# Stated goal
Quote all of the data below exactly, please.
▽
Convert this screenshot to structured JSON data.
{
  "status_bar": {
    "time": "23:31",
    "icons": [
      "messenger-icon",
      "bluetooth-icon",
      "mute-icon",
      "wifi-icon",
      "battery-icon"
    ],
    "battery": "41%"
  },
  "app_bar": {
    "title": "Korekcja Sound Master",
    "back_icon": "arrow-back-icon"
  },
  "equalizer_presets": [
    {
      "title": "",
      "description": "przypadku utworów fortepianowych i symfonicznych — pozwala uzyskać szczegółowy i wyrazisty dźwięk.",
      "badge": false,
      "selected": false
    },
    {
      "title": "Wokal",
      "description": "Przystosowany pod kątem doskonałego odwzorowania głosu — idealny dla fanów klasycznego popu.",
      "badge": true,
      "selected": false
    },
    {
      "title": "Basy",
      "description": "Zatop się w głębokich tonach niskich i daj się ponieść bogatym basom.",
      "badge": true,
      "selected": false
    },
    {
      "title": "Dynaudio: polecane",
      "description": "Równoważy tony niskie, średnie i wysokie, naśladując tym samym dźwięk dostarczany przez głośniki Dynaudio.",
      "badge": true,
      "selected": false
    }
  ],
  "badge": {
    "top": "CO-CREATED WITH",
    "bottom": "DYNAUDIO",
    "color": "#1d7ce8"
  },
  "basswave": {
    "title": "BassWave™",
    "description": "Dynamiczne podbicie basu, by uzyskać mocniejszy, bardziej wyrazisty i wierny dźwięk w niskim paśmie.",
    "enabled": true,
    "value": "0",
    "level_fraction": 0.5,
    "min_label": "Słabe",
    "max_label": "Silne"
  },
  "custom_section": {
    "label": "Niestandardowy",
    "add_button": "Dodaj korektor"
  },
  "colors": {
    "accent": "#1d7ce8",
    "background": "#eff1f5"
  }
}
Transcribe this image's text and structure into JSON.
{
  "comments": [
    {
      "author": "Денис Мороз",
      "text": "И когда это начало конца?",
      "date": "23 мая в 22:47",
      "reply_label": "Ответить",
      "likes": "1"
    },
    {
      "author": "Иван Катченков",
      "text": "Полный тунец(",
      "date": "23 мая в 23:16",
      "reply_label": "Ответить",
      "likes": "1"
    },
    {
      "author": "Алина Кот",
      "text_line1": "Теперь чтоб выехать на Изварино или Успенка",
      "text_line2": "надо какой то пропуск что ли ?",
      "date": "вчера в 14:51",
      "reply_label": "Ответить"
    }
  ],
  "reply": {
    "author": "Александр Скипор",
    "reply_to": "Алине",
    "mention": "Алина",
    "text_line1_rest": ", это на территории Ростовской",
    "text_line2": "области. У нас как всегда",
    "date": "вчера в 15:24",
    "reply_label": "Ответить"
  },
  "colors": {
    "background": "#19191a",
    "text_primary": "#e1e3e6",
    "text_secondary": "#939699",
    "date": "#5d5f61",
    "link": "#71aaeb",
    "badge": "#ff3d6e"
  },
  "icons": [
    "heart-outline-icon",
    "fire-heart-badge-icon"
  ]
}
△
# Written response
Convert this screenshot to structured JSON data.
{
  "status_bar": {
    "time": "23:31",
    "icons": [
      "messenger-icon",
      "bluetooth-icon",
      "mute-icon",
      "wifi-icon",
      "battery-icon"
    ],
    "battery": "41%"
  },
  "app_bar": {
    "title": "Korekcja Sound Master",
    "back_icon": "arrow-back-icon"
  },
  "equalizer_presets": [
    {
      "title": "",
      "description": "przypadku utworów fortepianowych i symfonicznych — pozwala uzyskać szczegółowy i wyrazisty dźwięk.",
      "badge": false,
      "selected": false
    },
    {
      "title": "Wokal",
      "description": "Przystosowany pod kątem doskonałego odwzorowania głosu — idealny dla fanów klasycznego popu.",
      "badge": true,
      "selected": false
    },
    {
      "title": "Basy",
      "description": "Zatop się w głębokich tonach niskich i daj się ponieść bogatym basom.",
      "badge": true,
      "selected": false
    },
    {
      "title": "Dynaudio: polecane",
      "description": "Równoważy tony niskie, średnie i wysokie, naśladując tym samym dźwięk dostarczany przez głośniki Dynaudio.",
      "badge": true,
      "selected": false
    }
  ],
  "badge": {
    "top": "CO-CREATED WITH",
    "bottom": "DYNAUDIO",
    "color": "#1d7ce8"
  },
  "basswave": {
    "title": "BassWave™",
    "description": "Dynamiczne podbicie basu, by uzyskać mocniejszy, bardziej wyrazisty i wierny dźwięk w niskim paśmie.",
    "enabled": true,
    "value": "0",
    "level_fraction": 0.5,
    "min_label": "Słabe",
    "max_label": "Silne"
  },
  "custom_section": {
    "label": "Niestandardowy",
    "add_button": "Dodaj korektor"
  },
  "colors": {
    "accent": "#1d7ce8",
    "background": "#eff1f5"
  }
}
Transcribe this image's text and structure into JSON.
{
  "comments": [
    {
      "author": "Денис Мороз",
      "text": "И когда это начало конца?",
      "date": "23 мая в 22:47",
      "reply_label": "Ответить",
      "likes": "1"
    },
    {
      "author": "Иван Катченков",
      "text": "Полный тунец(",
      "date": "23 мая в 23:16",
      "reply_label": "Ответить",
      "likes": "1"
    },
    {
      "author": "Алина Кот",
      "text_line1": "Теперь чтоб выехать на Изварино или Успенка",
      "text_line2": "надо какой то пропуск что ли ?",
      "date": "вчера в 14:51",
      "reply_label": "Ответить"
    }
  ],
  "reply": {
    "author": "Александр Скипор",
    "reply_to": "Алине",
    "mention": "Алина",
    "text_line1_rest": ", это на территории Ростовской",
    "text_line2": "области. У нас как всегда",
    "date": "вчера в 15:24",
    "reply_label": "Ответить"
  },
  "colors": {
    "background": "#19191a",
    "text_primary": "#e1e3e6",
    "text_secondary": "#939699",
    "date": "#5d5f61",
    "link": "#71aaeb",
    "badge": "#ff3d6e"
  },
  "icons": [
    "heart-outline-icon",
    "fire-heart-badge-icon"
  ]
}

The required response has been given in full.